▶ PROBLEM REQUIREMENTS
Return every line of the material exactly.

>> BEGIN DATA SHOWN

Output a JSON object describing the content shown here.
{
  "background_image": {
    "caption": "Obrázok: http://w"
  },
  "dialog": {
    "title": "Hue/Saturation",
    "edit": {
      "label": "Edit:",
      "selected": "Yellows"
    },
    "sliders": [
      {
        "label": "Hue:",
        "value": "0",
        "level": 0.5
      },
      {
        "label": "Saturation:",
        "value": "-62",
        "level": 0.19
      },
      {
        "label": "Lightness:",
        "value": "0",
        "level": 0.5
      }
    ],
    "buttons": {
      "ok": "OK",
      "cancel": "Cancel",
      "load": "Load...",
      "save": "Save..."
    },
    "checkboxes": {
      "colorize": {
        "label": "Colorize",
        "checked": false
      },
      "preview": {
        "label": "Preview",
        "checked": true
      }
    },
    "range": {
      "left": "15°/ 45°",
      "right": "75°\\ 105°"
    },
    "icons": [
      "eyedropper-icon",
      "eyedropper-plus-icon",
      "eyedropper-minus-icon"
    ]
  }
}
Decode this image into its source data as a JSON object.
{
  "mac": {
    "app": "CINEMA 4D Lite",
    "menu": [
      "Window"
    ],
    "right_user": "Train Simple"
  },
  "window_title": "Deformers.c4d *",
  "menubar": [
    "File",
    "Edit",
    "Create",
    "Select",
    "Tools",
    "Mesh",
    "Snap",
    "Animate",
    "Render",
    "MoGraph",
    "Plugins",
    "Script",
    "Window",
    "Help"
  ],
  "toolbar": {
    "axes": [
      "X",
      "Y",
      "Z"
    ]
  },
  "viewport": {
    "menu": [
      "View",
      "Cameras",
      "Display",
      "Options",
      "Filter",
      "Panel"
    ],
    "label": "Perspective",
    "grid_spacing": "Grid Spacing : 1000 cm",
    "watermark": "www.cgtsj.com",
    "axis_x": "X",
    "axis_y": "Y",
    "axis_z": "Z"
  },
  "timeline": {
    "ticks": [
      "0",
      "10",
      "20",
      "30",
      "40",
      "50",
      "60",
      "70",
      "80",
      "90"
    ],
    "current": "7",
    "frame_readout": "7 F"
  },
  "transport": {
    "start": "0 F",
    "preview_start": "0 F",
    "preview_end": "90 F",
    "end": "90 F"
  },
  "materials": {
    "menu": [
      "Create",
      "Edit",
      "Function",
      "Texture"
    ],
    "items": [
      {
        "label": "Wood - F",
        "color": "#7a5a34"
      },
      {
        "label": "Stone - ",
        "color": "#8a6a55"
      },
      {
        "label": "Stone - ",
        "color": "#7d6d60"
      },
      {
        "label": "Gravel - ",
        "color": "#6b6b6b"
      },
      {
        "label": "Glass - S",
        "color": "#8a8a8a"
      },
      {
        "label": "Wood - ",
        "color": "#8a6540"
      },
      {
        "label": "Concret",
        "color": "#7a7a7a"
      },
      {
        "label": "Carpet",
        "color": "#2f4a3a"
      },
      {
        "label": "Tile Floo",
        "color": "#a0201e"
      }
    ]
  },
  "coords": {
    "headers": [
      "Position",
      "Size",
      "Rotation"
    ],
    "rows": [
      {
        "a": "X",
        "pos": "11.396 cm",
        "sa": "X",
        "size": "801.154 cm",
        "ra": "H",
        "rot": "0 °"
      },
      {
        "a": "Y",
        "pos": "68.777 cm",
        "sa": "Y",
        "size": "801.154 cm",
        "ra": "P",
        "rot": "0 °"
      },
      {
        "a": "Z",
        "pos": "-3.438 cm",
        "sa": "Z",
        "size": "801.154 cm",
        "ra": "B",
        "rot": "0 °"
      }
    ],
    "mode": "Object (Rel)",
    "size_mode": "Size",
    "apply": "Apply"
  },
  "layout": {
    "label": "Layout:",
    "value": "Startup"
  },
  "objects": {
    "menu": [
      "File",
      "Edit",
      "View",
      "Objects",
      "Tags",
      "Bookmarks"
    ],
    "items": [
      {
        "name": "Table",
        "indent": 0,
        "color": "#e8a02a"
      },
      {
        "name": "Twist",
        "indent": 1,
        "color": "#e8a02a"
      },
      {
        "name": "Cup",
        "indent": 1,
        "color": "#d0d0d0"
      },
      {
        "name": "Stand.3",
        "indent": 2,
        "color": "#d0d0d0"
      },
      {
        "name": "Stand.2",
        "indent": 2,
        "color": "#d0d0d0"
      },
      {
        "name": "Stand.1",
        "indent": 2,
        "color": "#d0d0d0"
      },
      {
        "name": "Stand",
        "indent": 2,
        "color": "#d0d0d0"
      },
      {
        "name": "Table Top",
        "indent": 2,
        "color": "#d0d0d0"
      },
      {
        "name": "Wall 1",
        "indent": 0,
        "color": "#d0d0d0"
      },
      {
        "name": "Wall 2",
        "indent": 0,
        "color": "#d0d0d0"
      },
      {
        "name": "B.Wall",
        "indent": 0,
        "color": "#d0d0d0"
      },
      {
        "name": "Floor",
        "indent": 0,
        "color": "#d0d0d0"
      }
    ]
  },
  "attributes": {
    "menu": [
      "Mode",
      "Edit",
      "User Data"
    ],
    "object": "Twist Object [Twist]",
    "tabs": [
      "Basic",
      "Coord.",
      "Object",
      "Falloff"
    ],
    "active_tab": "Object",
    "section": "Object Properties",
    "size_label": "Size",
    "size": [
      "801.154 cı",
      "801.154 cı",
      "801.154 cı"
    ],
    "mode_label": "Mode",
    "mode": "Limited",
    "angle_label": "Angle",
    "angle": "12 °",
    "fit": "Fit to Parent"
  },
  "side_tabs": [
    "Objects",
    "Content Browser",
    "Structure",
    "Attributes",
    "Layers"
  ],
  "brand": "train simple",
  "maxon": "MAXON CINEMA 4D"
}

>> END DATA SHOWN

▶ EXERCISE ANSWER
Output a JSON object describing the content shown here.
{
  "background_image": {
    "caption": "Obrázok: http://w"
  },
  "dialog": {
    "title": "Hue/Saturation",
    "edit": {
      "label": "Edit:",
      "selected": "Yellows"
    },
    "sliders": [
      {
        "label": "Hue:",
        "value": "0",
        "level": 0.5
      },
      {
        "label": "Saturation:",
        "value": "-62",
        "level": 0.19
      },
      {
        "label": "Lightness:",
        "value": "0",
        "level": 0.5
      }
    ],
    "buttons": {
      "ok": "OK",
      "cancel": "Cancel",
      "load": "Load...",
      "save": "Save..."
    },
    "checkboxes": {
      "colorize": {
        "label": "Colorize",
        "checked": false
      },
      "preview": {
        "label": "Preview",
        "checked": true
      }
    },
    "range": {
      "left": "15°/ 45°",
      "right": "75°\\ 105°"
    },
    "icons": [
      "eyedropper-icon",
      "eyedropper-plus-icon",
      "eyedropper-minus-icon"
    ]
  }
}
Decode this image into its source data as a JSON object.
{
  "mac": {
    "app": "CINEMA 4D Lite",
    "menu": [
      "Window"
    ],
    "right_user": "Train Simple"
  },
  "window_title": "Deformers.c4d *",
  "menubar": [
    "File",
    "Edit",
    "Create",
    "Select",
    "Tools",
    "Mesh",
    "Snap",
    "Animate",
    "Render",
    "MoGraph",
    "Plugins",
    "Script",
    "Window",
    "Help"
  ],
  "toolbar": {
    "axes": [
      "X",
      "Y",
      "Z"
    ]
  },
  "viewport": {
    "menu": [
      "View",
      "Cameras",
      "Display",
      "Options",
      "Filter",
      "Panel"
    ],
    "label": "Perspective",
    "grid_spacing": "Grid Spacing : 1000 cm",
    "watermark": "www.cgtsj.com",
    "axis_x": "X",
    "axis_y": "Y",
    "axis_z": "Z"
  },
  "timeline": {
    "ticks": [
      "0",
      "10",
      "20",
      "30",
      "40",
      "50",
      "60",
      "70",
      "80",
      "90"
    ],
    "current": "7",
    "frame_readout": "7 F"
  },
  "transport": {
    "start": "0 F",
    "preview_start": "0 F",
    "preview_end": "90 F",
    "end": "90 F"
  },
  "materials": {
    "menu": [
      "Create",
      "Edit",
      "Function",
      "Texture"
    ],
    "items": [
      {
        "label": "Wood - F",
        "color": "#7a5a34"
      },
      {
        "label": "Stone - ",
        "color": "#8a6a55"
      },
      {
        "label": "Stone - ",
        "color": "#7d6d60"
      },
      {
        "label": "Gravel - ",
        "color": "#6b6b6b"
      },
      {
        "label": "Glass - S",
        "color": "#8a8a8a"
      },
      {
        "label": "Wood - ",
        "color": "#8a6540"
      },
      {
        "label": "Concret",
        "color": "#7a7a7a"
      },
      {
        "label": "Carpet",
        "color": "#2f4a3a"
      },
      {
        "label": "Tile Floo",
        "color": "#a0201e"
      }
    ]
  },
  "coords": {
    "headers": [
      "Position",
      "Size",
      "Rotation"
    ],
    "rows": [
      {
        "a": "X",
        "pos": "11.396 cm",
        "sa": "X",
        "size": "801.154 cm",
        "ra": "H",
        "rot": "0 °"
      },
      {
        "a": "Y",
        "pos": "68.777 cm",
        "sa": "Y",
        "size": "801.154 cm",
        "ra": "P",
        "rot": "0 °"
      },
      {
        "a": "Z",
        "pos": "-3.438 cm",
        "sa": "Z",
        "size": "801.154 cm",
        "ra": "B",
        "rot": "0 °"
      }
    ],
    "mode": "Object (Rel)",
    "size_mode": "Size",
    "apply": "Apply"
  },
  "layout": {
    "label": "Layout:",
    "value": "Startup"
  },
  "objects": {
    "menu": [
      "File",
      "Edit",
      "View",
      "Objects",
      "Tags",
      "Bookmarks"
    ],
    "items": [
      {
        "name": "Table",
        "indent": 0,
        "color": "#e8a02a"
      },
      {
        "name": "Twist",
        "indent": 1,
        "color": "#e8a02a"
      },
      {
        "name": "Cup",
        "indent": 1,
        "color": "#d0d0d0"
      },
      {
        "name": "Stand.3",
        "indent": 2,
        "color": "#d0d0d0"
      },
      {
        "name": "Stand.2",
        "indent": 2,
        "color": "#d0d0d0"
      },
      {
        "name": "Stand.1",
        "indent": 2,
        "color": "#d0d0d0"
      },
      {
        "name": "Stand",
        "indent": 2,
        "color": "#d0d0d0"
      },
      {
        "name": "Table Top",
        "indent": 2,
        "color": "#d0d0d0"
      },
      {
        "name": "Wall 1",
        "indent": 0,
        "color": "#d0d0d0"
      },
      {
        "name": "Wall 2",
        "indent": 0,
        "color": "#d0d0d0"
      },
      {
        "name": "B.Wall",
        "indent": 0,
        "color": "#d0d0d0"
      },
      {
        "name": "Floor",
        "indent": 0,
        "color": "#d0d0d0"
      }
    ]
  },
  "attributes": {
    "menu": [
      "Mode",
      "Edit",
      "User Data"
    ],
    "object": "Twist Object [Twist]",
    "tabs": [
      "Basic",
      "Coord.",
      "Object",
      "Falloff"
    ],
    "active_tab": "Object",
    "section": "Object Properties",
    "size_label": "Size",
    "size": [
      "801.154 cı",
      "801.154 cı",
      "801.154 cı"
    ],
    "mode_label": "Mode",
    "mode": "Limited",
    "angle_label": "Angle",
    "angle": "12 °",
    "fit": "Fit to Parent"
  },
  "side_tabs": [
    "Objects",
    "Content Browser",
    "Structure",
    "Attributes",
    "Layers"
  ],
  "brand": "train simple",
  "maxon": "MAXON CINEMA 4D"
}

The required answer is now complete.